--- Begin ---

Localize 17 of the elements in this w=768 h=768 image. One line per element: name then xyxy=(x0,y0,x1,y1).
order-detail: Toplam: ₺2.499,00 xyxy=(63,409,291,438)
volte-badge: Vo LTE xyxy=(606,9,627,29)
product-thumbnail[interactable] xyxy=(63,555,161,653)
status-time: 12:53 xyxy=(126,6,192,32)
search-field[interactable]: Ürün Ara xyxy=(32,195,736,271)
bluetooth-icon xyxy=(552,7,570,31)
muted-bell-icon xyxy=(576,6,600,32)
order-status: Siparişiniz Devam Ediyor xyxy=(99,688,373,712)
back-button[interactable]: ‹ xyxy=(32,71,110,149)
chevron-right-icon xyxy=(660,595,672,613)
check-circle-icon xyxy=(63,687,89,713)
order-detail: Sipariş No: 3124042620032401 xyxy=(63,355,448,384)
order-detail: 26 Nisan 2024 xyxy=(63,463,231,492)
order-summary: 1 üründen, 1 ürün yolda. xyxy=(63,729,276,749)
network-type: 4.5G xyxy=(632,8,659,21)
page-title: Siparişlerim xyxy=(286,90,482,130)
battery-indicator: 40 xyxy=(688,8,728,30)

--- End ---

* _Exercise details_
Lay out every line of the items above as a numbered list, leaving out any blank lines.

* _Solution for this problem_
1. Localize 17 of the elements in this w=768 h=768 image. One line per element: name then xyxy=(x0,y0,x1,y1).
2. order-detail: Toplam: ₺2.499,00 xyxy=(63,409,291,438)
3. volte-badge: Vo LTE xyxy=(606,9,627,29)
4. product-thumbnail[interactable] xyxy=(63,555,161,653)
5. status-time: 12:53 xyxy=(126,6,192,32)
6. search-field[interactable]: Ürün Ara xyxy=(32,195,736,271)
7. bluetooth-icon xyxy=(552,7,570,31)
8. muted-bell-icon xyxy=(576,6,600,32)
9. order-status: Siparişiniz Devam Ediyor xyxy=(99,688,373,712)
10. back-button[interactable]: ‹ xyxy=(32,71,110,149)
11. chevron-right-icon xyxy=(660,595,672,613)
12. check-circle-icon xyxy=(63,687,89,713)
13. order-detail: Sipariş No: 3124042620032401 xyxy=(63,355,448,384)
14. order-detail: 26 Nisan 2024 xyxy=(63,463,231,492)
15. order-summary: 1 üründen, 1 ürün yolda. xyxy=(63,729,276,749)
16. network-type: 4.5G xyxy=(632,8,659,21)
17. page-title: Siparişlerim xyxy=(286,90,482,130)
18. battery-indicator: 40 xyxy=(688,8,728,30)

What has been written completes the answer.